* **Given exercise**: Would you transcribe the whole listing exactly, minus its pictures?
------------------------------
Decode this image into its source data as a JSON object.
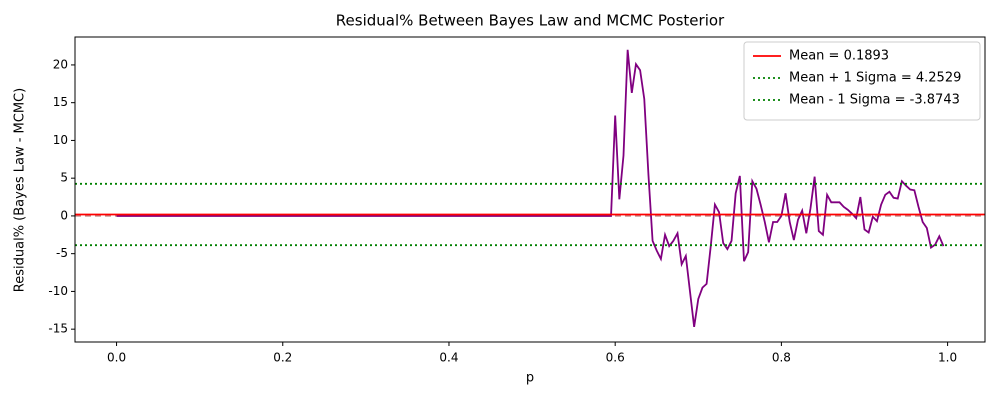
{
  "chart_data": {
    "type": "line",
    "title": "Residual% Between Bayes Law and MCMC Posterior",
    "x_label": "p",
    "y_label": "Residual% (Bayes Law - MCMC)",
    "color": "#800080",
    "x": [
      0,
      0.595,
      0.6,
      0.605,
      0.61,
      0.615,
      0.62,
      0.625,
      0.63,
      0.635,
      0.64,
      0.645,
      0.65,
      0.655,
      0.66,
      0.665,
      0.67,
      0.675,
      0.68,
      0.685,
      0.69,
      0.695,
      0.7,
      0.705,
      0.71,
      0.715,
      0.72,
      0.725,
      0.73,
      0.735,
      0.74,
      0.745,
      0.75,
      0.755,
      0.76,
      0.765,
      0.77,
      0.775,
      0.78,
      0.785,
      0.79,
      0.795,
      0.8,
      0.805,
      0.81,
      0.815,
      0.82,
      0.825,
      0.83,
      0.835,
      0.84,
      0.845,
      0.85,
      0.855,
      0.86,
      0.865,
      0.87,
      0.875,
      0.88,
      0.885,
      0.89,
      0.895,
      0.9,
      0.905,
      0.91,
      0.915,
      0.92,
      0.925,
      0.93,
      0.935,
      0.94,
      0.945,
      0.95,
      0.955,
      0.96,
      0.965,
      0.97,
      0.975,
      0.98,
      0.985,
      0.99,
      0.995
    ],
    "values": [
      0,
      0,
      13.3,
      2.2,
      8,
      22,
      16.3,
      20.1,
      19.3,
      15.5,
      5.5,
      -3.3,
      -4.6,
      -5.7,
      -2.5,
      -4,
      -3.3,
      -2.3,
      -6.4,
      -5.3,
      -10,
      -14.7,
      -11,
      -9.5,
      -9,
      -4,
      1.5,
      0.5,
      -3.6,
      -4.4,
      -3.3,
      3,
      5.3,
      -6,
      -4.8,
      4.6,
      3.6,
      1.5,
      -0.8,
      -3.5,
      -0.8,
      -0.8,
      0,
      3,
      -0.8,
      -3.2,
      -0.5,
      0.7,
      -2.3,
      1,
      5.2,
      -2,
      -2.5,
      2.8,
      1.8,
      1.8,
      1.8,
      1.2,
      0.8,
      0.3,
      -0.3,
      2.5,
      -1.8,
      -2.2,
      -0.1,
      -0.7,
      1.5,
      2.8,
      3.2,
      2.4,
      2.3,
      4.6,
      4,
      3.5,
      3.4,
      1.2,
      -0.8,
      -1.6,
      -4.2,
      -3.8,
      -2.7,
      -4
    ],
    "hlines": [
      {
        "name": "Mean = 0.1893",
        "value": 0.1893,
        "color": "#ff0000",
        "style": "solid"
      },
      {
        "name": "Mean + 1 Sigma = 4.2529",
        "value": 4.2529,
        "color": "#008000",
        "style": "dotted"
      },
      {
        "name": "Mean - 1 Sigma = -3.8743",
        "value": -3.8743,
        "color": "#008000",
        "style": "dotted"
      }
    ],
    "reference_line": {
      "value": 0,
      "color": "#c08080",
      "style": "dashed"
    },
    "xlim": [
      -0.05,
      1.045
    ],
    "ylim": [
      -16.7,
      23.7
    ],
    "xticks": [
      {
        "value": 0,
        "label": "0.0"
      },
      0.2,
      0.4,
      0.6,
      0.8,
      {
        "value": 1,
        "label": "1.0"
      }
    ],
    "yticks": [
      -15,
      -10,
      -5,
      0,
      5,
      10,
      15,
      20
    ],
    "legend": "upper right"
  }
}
------------------------------
* **Task answer**:
Decode this image into its source data as a JSON object.
{
  "chart_data": {
    "type": "line",
    "title": "Residual% Between Bayes Law and MCMC Posterior",
    "x_label": "p",
    "y_label": "Residual% (Bayes Law - MCMC)",
    "color": "#800080",
    "x": [
      0,
      0.595,
      0.6,
      0.605,
      0.61,
      0.615,
      0.62,
      0.625,
      0.63,
      0.635,
      0.64,
      0.645,
      0.65,
      0.655,
      0.66,
      0.665,
      0.67,
      0.675,
      0.68,
      0.685,
      0.69,
      0.695,
      0.7,
      0.705,
      0.71,
      0.715,
      0.72,
      0.725,
      0.73,
      0.735,
      0.74,
      0.745,
      0.75,
      0.755,
      0.76,
      0.765,
      0.77,
      0.775,
      0.78,
      0.785,
      0.79,
      0.795,
      0.8,
      0.805,
      0.81,
      0.815,
      0.82,
      0.825,
      0.83,
      0.835,
      0.84,
      0.845,
      0.85,
      0.855,
      0.86,
      0.865,
      0.87,
      0.875,
      0.88,
      0.885,
      0.89,
      0.895,
      0.9,
      0.905,
      0.91,
      0.915,
      0.92,
      0.925,
      0.93,
      0.935,
      0.94,
      0.945,
      0.95,
      0.955,
      0.96,
      0.965,
      0.97,
      0.975,
      0.98,
      0.985,
      0.99,
      0.995
    ],
    "values": [
      0,
      0,
      13.3,
      2.2,
      8,
      22,
      16.3,
      20.1,
      19.3,
      15.5,
      5.5,
      -3.3,
      -4.6,
      -5.7,
      -2.5,
      -4,
      -3.3,
      -2.3,
      -6.4,
      -5.3,
      -10,
      -14.7,
      -11,
      -9.5,
      -9,
      -4,
      1.5,
      0.5,
      -3.6,
      -4.4,
      -3.3,
      3,
      5.3,
      -6,
      -4.8,
      4.6,
      3.6,
      1.5,
      -0.8,
      -3.5,
      -0.8,
      -0.8,
      0,
      3,
      -0.8,
      -3.2,
      -0.5,
      0.7,
      -2.3,
      1,
      5.2,
      -2,
      -2.5,
      2.8,
      1.8,
      1.8,
      1.8,
      1.2,
      0.8,
      0.3,
      -0.3,
      2.5,
      -1.8,
      -2.2,
      -0.1,
      -0.7,
      1.5,
      2.8,
      3.2,
      2.4,
      2.3,
      4.6,
      4,
      3.5,
      3.4,
      1.2,
      -0.8,
      -1.6,
      -4.2,
      -3.8,
      -2.7,
      -4
    ],
    "hlines": [
      {
        "name": "Mean = 0.1893",
        "value": 0.1893,
        "color": "#ff0000",
        "style": "solid"
      },
      {
        "name": "Mean + 1 Sigma = 4.2529",
        "value": 4.2529,
        "color": "#008000",
        "style": "dotted"
      },
      {
        "name": "Mean - 1 Sigma = -3.8743",
        "value": -3.8743,
        "color": "#008000",
        "style": "dotted"
      }
    ],
    "reference_line": {
      "value": 0,
      "color": "#c08080",
      "style": "dashed"
    },
    "xlim": [
      -0.05,
      1.045
    ],
    "ylim": [
      -16.7,
      23.7
    ],
    "xticks": [
      {
        "value": 0,
        "label": "0.0"
      },
      0.2,
      0.4,
      0.6,
      0.8,
      {
        "value": 1,
        "label": "1.0"
      }
    ],
    "yticks": [
      -15,
      -10,
      -5,
      0,
      5,
      10,
      15,
      20
    ],
    "legend": "upper right"
  }
}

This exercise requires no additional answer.